• [AUFGABE]
Beantworte zum Text über Baumaschinen diese Fragen:
(a) Welches Projekt nennt Eichler als Beispiel dafür, dass öffentliche Auftraggeber Maschinen ohne Feinstaub fordern?
(b) Wie bewertet Eichler den Wirkungsgrad der Hydraulik?
(c) Was nennt Eichler als Treiber dafür, dass ein Operator mehrere Maschinen überwacht?

• [LESETEXT]
****************************************

Bagger fahren im Homeoffice

Auch der italienisch-amerikanische CNH-Konzern hat neben der Landtechnik eine Baumaschinensparte. „Heute wird von öffentlichen Auftraggebern bei Projekten wie Stuttgart 21 bereits gefordert, dass die Maschinen keinen Feinstaub produzieren dürfen, da die Baustelle mitten in der Stadt liegt“, weiß Fritz Eichler, CTO bei CNH. Daher wurden in der Baubranche die Antriebe einiger Fahrzeug-Segmente bereits elektrifiziert. Neben der reinen Verbesserung der zentralen Antriebe sieht Eichler aber auch weitere Möglichkeiten: „Hydraulik kann sehr viel Kraft stemmen, ist vom Wirkungsgrad her aber eine Katastrophe. Daher sehen wir hier noch viel Optimierungspotential, wobei vieles in Richtung elektrischer Stellaktuatoren geht.“

Maschinen wie Bagger könnten künftig zudem per Magnetressonanzverfahren in den Erdboden vor sich blicken und so erkennen, wo bereits Infrastruktur wie Leitungen oder Kanäle sowie andere Bausubstanz besteht. So kann der Fahrer gewarnt werden, bevor er ungewollt Schaden anrichtet. In Verbindung mit zentimetergenauer GPS-Steuerung und dem Abgleich mit CAD-Daten der Baustelle könnte Eichlers Ansicht nach künftig nicht nur die Präzision erhöht und Fehler vermieden werden, sondern auch der Remote-Einsatz immer näher rücken. Dabei könnten einzelne Arbeitsschritte auch automatisiert werden, wodurch ein Operator dann genügend Kapazität hätte, um mehrere Maschinen zu überwachen. „Während ein Bagger dann autonom ein Fundament aushebt – was vielleicht mehrere Stunden repetitive Tätigkeit bedeutet – kann der zuständige Spezialist bereits damit beginnen, einen anderen Vorgang vorzubereiten oder mit einer weiteren Maschine anderswo die letzten Feinarbeiten vornehmen. Der Fachkräftemangel kann hier als Treiber genannt werden“, sagt Eichler. Außerdem wird der Beruf nach seiner Einschätzung dann auch attraktiver für Menschen, die Tätigkeiten in diesem Umfeld aufgrund körperlicher Einschränkungen bisher nicht wahrnehmen konnten.

****************************************

• [BEREITGESTELLTES MATERIAL]

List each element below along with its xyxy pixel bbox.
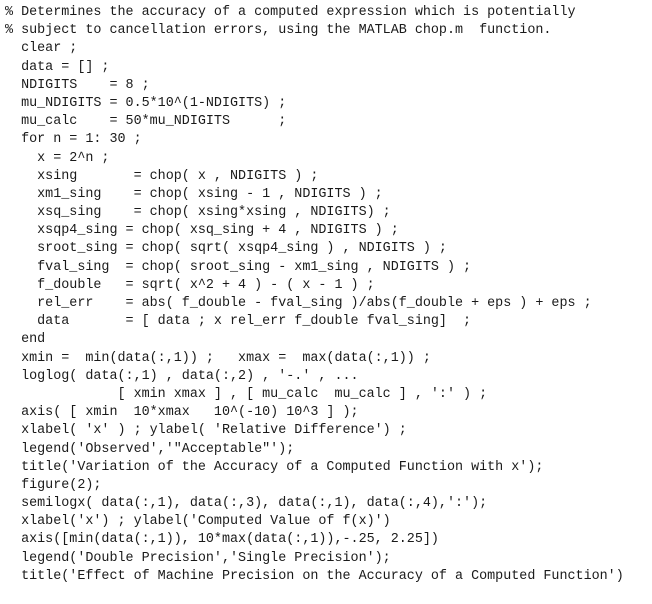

****************************************

• [LÖSUNG]
(a) Stuttgart 21
(b) Als Katastrophe
(c) Den Fachkräftemangel